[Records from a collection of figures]
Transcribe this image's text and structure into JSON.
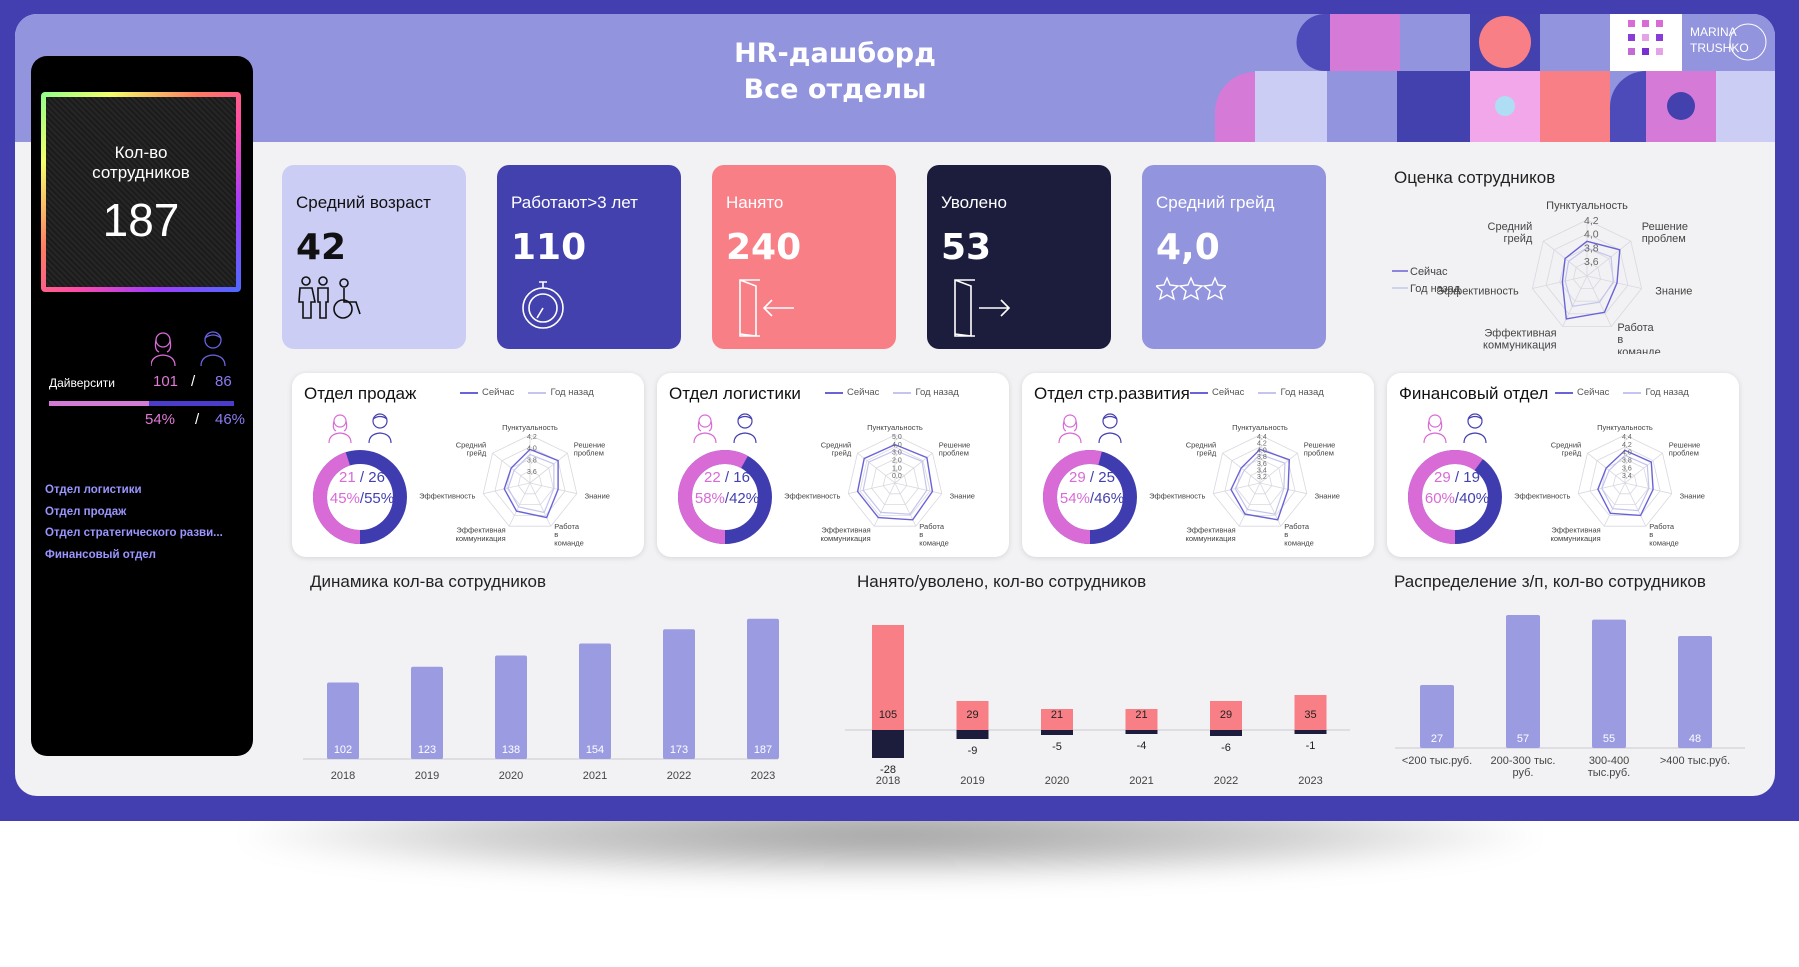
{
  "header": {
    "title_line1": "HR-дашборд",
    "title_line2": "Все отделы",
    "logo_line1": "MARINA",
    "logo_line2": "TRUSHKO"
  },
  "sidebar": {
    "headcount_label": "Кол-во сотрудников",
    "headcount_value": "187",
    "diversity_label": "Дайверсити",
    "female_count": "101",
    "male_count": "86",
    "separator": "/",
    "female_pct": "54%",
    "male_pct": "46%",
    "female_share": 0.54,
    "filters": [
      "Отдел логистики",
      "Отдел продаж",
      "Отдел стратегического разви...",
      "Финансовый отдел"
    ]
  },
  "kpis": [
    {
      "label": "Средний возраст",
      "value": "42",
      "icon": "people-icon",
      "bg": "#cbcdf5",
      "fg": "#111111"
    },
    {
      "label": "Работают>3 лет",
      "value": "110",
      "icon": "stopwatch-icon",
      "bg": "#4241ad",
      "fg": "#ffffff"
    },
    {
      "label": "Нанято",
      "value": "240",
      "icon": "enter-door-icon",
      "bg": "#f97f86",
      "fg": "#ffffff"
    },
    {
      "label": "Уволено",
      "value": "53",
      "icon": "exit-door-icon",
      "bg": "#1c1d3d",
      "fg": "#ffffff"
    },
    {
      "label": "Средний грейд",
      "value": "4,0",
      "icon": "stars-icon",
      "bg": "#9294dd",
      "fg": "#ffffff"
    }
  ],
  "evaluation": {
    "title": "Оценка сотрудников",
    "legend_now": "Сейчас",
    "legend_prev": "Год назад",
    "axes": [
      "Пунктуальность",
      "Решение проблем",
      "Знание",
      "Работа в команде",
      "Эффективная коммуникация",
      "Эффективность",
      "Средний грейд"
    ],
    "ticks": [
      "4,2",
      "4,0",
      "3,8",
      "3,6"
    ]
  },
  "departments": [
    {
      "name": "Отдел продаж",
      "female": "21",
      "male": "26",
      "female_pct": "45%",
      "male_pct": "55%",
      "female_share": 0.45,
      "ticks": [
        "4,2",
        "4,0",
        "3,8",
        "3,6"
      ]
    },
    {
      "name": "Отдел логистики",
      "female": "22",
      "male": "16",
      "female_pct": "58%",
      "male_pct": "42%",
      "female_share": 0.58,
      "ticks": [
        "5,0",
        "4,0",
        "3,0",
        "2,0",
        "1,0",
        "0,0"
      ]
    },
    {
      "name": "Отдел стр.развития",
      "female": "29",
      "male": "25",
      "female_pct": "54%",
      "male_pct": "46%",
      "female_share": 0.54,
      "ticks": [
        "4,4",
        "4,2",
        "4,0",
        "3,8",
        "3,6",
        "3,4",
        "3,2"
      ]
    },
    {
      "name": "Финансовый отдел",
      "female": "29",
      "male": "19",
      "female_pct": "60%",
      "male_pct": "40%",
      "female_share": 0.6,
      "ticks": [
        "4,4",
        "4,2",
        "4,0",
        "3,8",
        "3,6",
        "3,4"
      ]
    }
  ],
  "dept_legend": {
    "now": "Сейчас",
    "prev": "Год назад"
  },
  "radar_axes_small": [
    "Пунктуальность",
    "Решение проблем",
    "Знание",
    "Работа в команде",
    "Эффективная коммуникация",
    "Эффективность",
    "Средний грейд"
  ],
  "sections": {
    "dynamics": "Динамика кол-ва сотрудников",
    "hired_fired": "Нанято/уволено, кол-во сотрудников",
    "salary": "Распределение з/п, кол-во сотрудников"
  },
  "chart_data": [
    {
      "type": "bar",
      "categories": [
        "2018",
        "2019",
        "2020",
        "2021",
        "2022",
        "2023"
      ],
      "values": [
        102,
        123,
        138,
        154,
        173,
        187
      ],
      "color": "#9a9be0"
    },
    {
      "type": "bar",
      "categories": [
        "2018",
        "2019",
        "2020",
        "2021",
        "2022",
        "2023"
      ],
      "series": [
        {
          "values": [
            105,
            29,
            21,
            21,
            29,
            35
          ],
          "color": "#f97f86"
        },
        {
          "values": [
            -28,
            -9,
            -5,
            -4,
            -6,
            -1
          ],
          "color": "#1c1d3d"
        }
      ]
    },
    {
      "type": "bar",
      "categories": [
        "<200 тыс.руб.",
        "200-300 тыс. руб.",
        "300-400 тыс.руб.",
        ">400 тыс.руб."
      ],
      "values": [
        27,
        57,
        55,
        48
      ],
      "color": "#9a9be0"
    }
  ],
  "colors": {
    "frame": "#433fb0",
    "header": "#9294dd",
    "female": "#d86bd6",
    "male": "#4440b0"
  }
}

Exercise details -
Output the records above exactly as they are, leaving out the pictures.

Correct response -
Transcribe this image's text and structure into JSON.
{
  "header": {
    "title_line1": "HR-дашборд",
    "title_line2": "Все отделы",
    "logo_line1": "MARINA",
    "logo_line2": "TRUSHKO"
  },
  "sidebar": {
    "headcount_label": "Кол-во сотрудников",
    "headcount_value": "187",
    "diversity_label": "Дайверсити",
    "female_count": "101",
    "male_count": "86",
    "separator": "/",
    "female_pct": "54%",
    "male_pct": "46%",
    "female_share": 0.54,
    "filters": [
      "Отдел логистики",
      "Отдел продаж",
      "Отдел стратегического разви...",
      "Финансовый отдел"
    ]
  },
  "kpis": [
    {
      "label": "Средний возраст",
      "value": "42",
      "icon": "people-icon",
      "bg": "#cbcdf5",
      "fg": "#111111"
    },
    {
      "label": "Работают>3 лет",
      "value": "110",
      "icon": "stopwatch-icon",
      "bg": "#4241ad",
      "fg": "#ffffff"
    },
    {
      "label": "Нанято",
      "value": "240",
      "icon": "enter-door-icon",
      "bg": "#f97f86",
      "fg": "#ffffff"
    },
    {
      "label": "Уволено",
      "value": "53",
      "icon": "exit-door-icon",
      "bg": "#1c1d3d",
      "fg": "#ffffff"
    },
    {
      "label": "Средний грейд",
      "value": "4,0",
      "icon": "stars-icon",
      "bg": "#9294dd",
      "fg": "#ffffff"
    }
  ],
  "evaluation": {
    "title": "Оценка сотрудников",
    "legend_now": "Сейчас",
    "legend_prev": "Год назад",
    "axes": [
      "Пунктуальность",
      "Решение проблем",
      "Знание",
      "Работа в команде",
      "Эффективная коммуникация",
      "Эффективность",
      "Средний грейд"
    ],
    "ticks": [
      "4,2",
      "4,0",
      "3,8",
      "3,6"
    ]
  },
  "departments": [
    {
      "name": "Отдел продаж",
      "female": "21",
      "male": "26",
      "female_pct": "45%",
      "male_pct": "55%",
      "female_share": 0.45,
      "ticks": [
        "4,2",
        "4,0",
        "3,8",
        "3,6"
      ]
    },
    {
      "name": "Отдел логистики",
      "female": "22",
      "male": "16",
      "female_pct": "58%",
      "male_pct": "42%",
      "female_share": 0.58,
      "ticks": [
        "5,0",
        "4,0",
        "3,0",
        "2,0",
        "1,0",
        "0,0"
      ]
    },
    {
      "name": "Отдел стр.развития",
      "female": "29",
      "male": "25",
      "female_pct": "54%",
      "male_pct": "46%",
      "female_share": 0.54,
      "ticks": [
        "4,4",
        "4,2",
        "4,0",
        "3,8",
        "3,6",
        "3,4",
        "3,2"
      ]
    },
    {
      "name": "Финансовый отдел",
      "female": "29",
      "male": "19",
      "female_pct": "60%",
      "male_pct": "40%",
      "female_share": 0.6,
      "ticks": [
        "4,4",
        "4,2",
        "4,0",
        "3,8",
        "3,6",
        "3,4"
      ]
    }
  ],
  "dept_legend": {
    "now": "Сейчас",
    "prev": "Год назад"
  },
  "radar_axes_small": [
    "Пунктуальность",
    "Решение проблем",
    "Знание",
    "Работа в команде",
    "Эффективная коммуникация",
    "Эффективность",
    "Средний грейд"
  ],
  "sections": {
    "dynamics": "Динамика кол-ва сотрудников",
    "hired_fired": "Нанято/уволено, кол-во сотрудников",
    "salary": "Распределение з/п, кол-во сотрудников"
  },
  "chart_data": [
    {
      "type": "bar",
      "categories": [
        "2018",
        "2019",
        "2020",
        "2021",
        "2022",
        "2023"
      ],
      "values": [
        102,
        123,
        138,
        154,
        173,
        187
      ],
      "color": "#9a9be0"
    },
    {
      "type": "bar",
      "categories": [
        "2018",
        "2019",
        "2020",
        "2021",
        "2022",
        "2023"
      ],
      "series": [
        {
          "values": [
            105,
            29,
            21,
            21,
            29,
            35
          ],
          "color": "#f97f86"
        },
        {
          "values": [
            -28,
            -9,
            -5,
            -4,
            -6,
            -1
          ],
          "color": "#1c1d3d"
        }
      ]
    },
    {
      "type": "bar",
      "categories": [
        "<200 тыс.руб.",
        "200-300 тыс. руб.",
        "300-400 тыс.руб.",
        ">400 тыс.руб."
      ],
      "values": [
        27,
        57,
        55,
        48
      ],
      "color": "#9a9be0"
    }
  ],
  "colors": {
    "frame": "#433fb0",
    "header": "#9294dd",
    "female": "#d86bd6",
    "male": "#4440b0"
  }
}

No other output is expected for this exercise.